──────── Data section ────────

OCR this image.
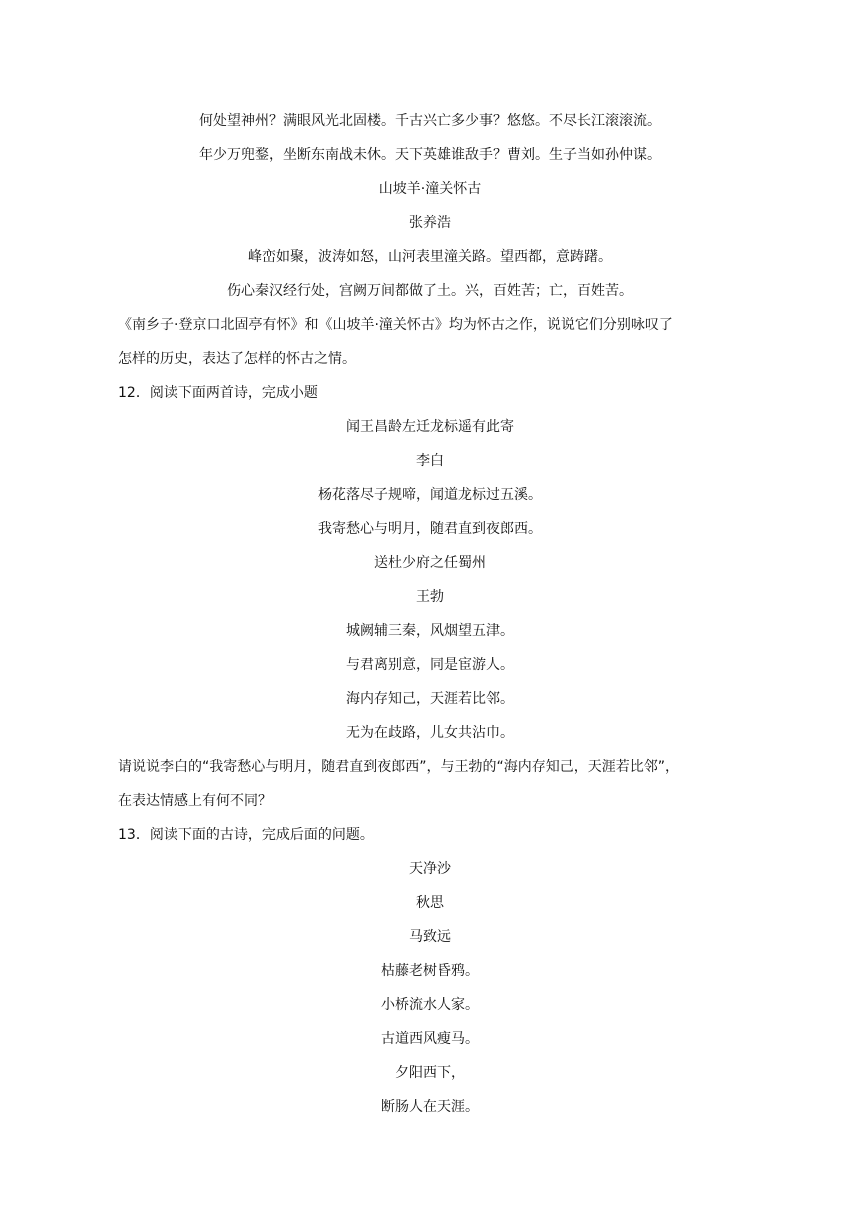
何处望神州？满眼风光北固楼。千古兴亡多少事？悠悠。不尽长江滚滚流。
年少万兜鍪，坐断东南战未休。天下英雄谁敌手？曹刘。生子当如孙仲谋。
山坡羊·潼关怀古
张养浩
峰峦如聚，波涛如怒，山河表里潼关路。望西都，意踌躇。
伤心秦汉经行处，宫阙万间都做了土。兴，百姓苦；亡，百姓苦。
《南乡子·登京口北固亭有怀》和《山坡羊·潼关怀古》均为怀古之作，说说它们分别咏叹了
怎样的历史，表达了怎样的怀古之情。
12．阅读下面两首诗，完成小题
闻王昌龄左迁龙标遥有此寄
李白
杨花落尽子规啼，闻道龙标过五溪。
我寄愁心与明月，随君直到夜郎西。
送杜少府之任蜀州
王勃
城阙辅三秦，风烟望五津。
与君离别意，同是宦游人。
海内存知己，天涯若比邻。
无为在歧路，儿女共沾巾。
请说说李白的“我寄愁心与明月，随君直到夜郎西”，与王勃的“海内存知己，天涯若比邻”，
在表达情感上有何不同？
13．阅读下面的古诗，完成后面的问题。
天净沙
秋思
马致远
枯藤老树昏鸦。
小桥流水人家。
古道西风瘦马。
夕阳西下，
断肠人在天涯。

────────

Required work –
The records above are to be quoted exactly, with all pictures left out.

The output –
OCR this image.
何处望神州？满眼风光北固楼。千古兴亡多少事？悠悠。不尽长江滚滚流。
年少万兜鍪，坐断东南战未休。天下英雄谁敌手？曹刘。生子当如孙仲谋。
山坡羊·潼关怀古
张养浩
峰峦如聚，波涛如怒，山河表里潼关路。望西都，意踌躇。
伤心秦汉经行处，宫阙万间都做了土。兴，百姓苦；亡，百姓苦。
《南乡子·登京口北固亭有怀》和《山坡羊·潼关怀古》均为怀古之作，说说它们分别咏叹了
怎样的历史，表达了怎样的怀古之情。
12．阅读下面两首诗，完成小题
闻王昌龄左迁龙标遥有此寄
李白
杨花落尽子规啼，闻道龙标过五溪。
我寄愁心与明月，随君直到夜郎西。
送杜少府之任蜀州
王勃
城阙辅三秦，风烟望五津。
与君离别意，同是宦游人。
海内存知己，天涯若比邻。
无为在歧路，儿女共沾巾。
请说说李白的“我寄愁心与明月，随君直到夜郎西”，与王勃的“海内存知己，天涯若比邻”，
在表达情感上有何不同？
13．阅读下面的古诗，完成后面的问题。
天净沙
秋思
马致远
枯藤老树昏鸦。
小桥流水人家。
古道西风瘦马。
夕阳西下，
断肠人在天涯。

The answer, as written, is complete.